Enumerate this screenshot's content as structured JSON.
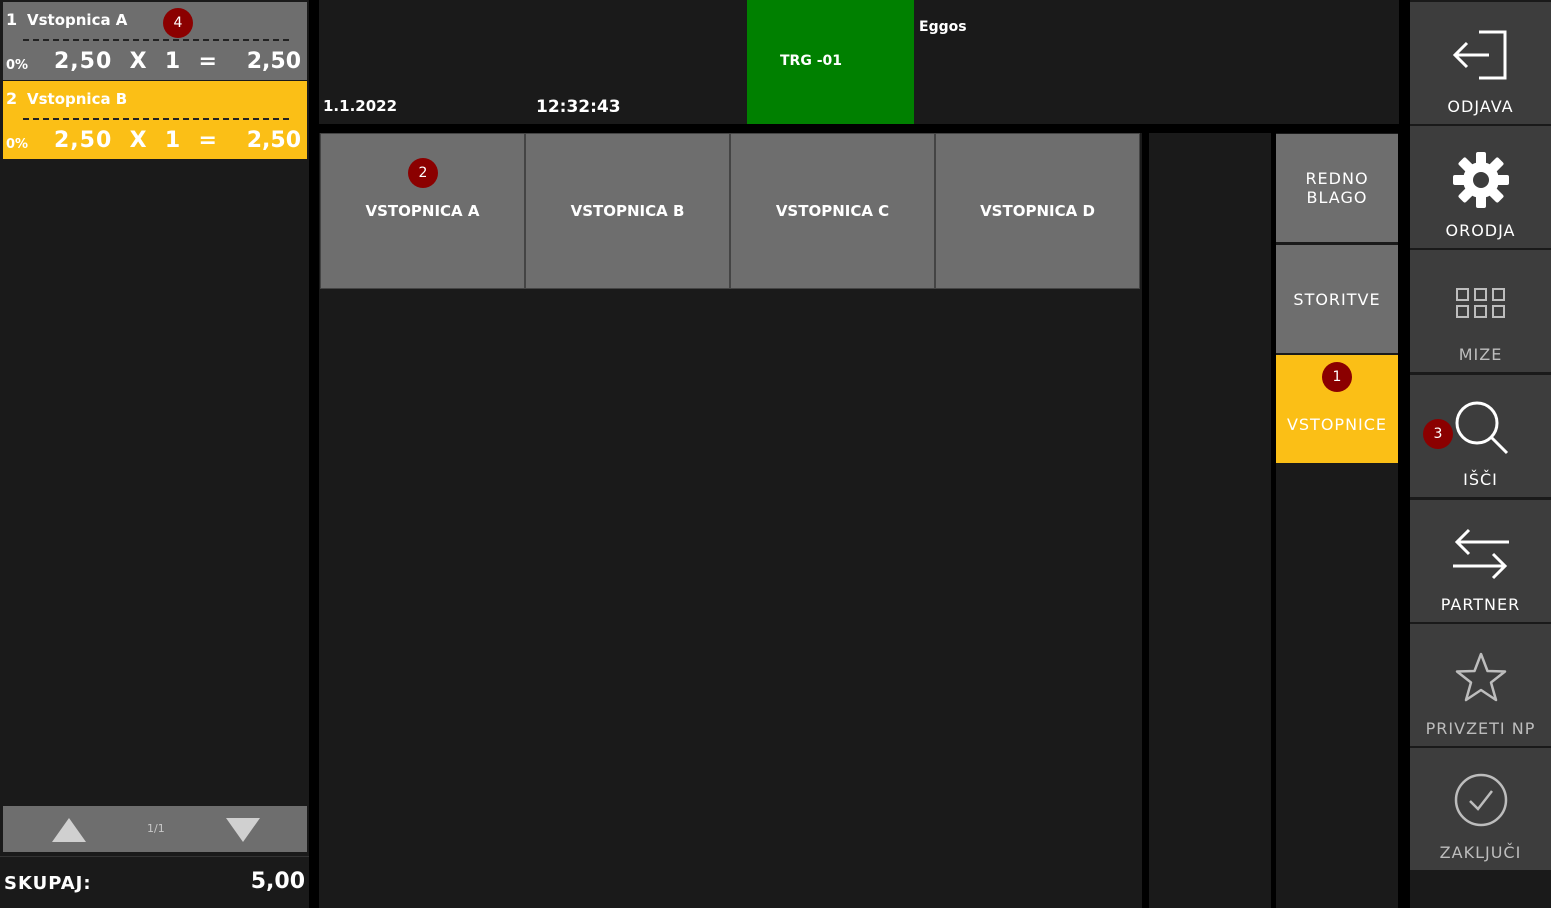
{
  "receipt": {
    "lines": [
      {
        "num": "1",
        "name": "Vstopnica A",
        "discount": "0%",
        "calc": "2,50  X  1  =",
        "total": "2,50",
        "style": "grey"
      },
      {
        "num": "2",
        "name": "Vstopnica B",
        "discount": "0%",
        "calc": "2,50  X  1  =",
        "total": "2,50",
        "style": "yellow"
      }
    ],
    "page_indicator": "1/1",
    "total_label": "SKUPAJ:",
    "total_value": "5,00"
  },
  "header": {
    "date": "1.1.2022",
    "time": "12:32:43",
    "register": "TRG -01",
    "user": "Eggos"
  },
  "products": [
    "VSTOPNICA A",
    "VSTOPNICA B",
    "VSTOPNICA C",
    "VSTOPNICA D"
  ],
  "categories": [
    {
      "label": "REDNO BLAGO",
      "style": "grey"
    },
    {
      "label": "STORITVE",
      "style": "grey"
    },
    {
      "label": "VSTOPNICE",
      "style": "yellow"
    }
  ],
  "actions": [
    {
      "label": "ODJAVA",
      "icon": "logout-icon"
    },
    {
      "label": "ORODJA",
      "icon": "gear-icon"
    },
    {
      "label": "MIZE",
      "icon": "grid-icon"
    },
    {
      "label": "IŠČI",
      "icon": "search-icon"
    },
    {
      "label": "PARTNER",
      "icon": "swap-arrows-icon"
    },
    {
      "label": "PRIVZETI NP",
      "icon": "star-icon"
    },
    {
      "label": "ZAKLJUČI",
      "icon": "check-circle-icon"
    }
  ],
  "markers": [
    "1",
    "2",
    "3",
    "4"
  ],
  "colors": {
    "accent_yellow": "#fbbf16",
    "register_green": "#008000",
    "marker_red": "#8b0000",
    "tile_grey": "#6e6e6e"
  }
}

=-=-=-=-=

■ Stated task: Extract every line of the data exactly; pictures stay out.

■ Output for this task:
Enumerate this screenshot's content as structured JSON.
{
  "receipt": {
    "lines": [
      {
        "num": "1",
        "name": "Vstopnica A",
        "discount": "0%",
        "calc": "2,50  X  1  =",
        "total": "2,50",
        "style": "grey"
      },
      {
        "num": "2",
        "name": "Vstopnica B",
        "discount": "0%",
        "calc": "2,50  X  1  =",
        "total": "2,50",
        "style": "yellow"
      }
    ],
    "page_indicator": "1/1",
    "total_label": "SKUPAJ:",
    "total_value": "5,00"
  },
  "header": {
    "date": "1.1.2022",
    "time": "12:32:43",
    "register": "TRG -01",
    "user": "Eggos"
  },
  "products": [
    "VSTOPNICA A",
    "VSTOPNICA B",
    "VSTOPNICA C",
    "VSTOPNICA D"
  ],
  "categories": [
    {
      "label": "REDNO BLAGO",
      "style": "grey"
    },
    {
      "label": "STORITVE",
      "style": "grey"
    },
    {
      "label": "VSTOPNICE",
      "style": "yellow"
    }
  ],
  "actions": [
    {
      "label": "ODJAVA",
      "icon": "logout-icon"
    },
    {
      "label": "ORODJA",
      "icon": "gear-icon"
    },
    {
      "label": "MIZE",
      "icon": "grid-icon"
    },
    {
      "label": "IŠČI",
      "icon": "search-icon"
    },
    {
      "label": "PARTNER",
      "icon": "swap-arrows-icon"
    },
    {
      "label": "PRIVZETI NP",
      "icon": "star-icon"
    },
    {
      "label": "ZAKLJUČI",
      "icon": "check-circle-icon"
    }
  ],
  "markers": [
    "1",
    "2",
    "3",
    "4"
  ],
  "colors": {
    "accent_yellow": "#fbbf16",
    "register_green": "#008000",
    "marker_red": "#8b0000",
    "tile_grey": "#6e6e6e"
  }
}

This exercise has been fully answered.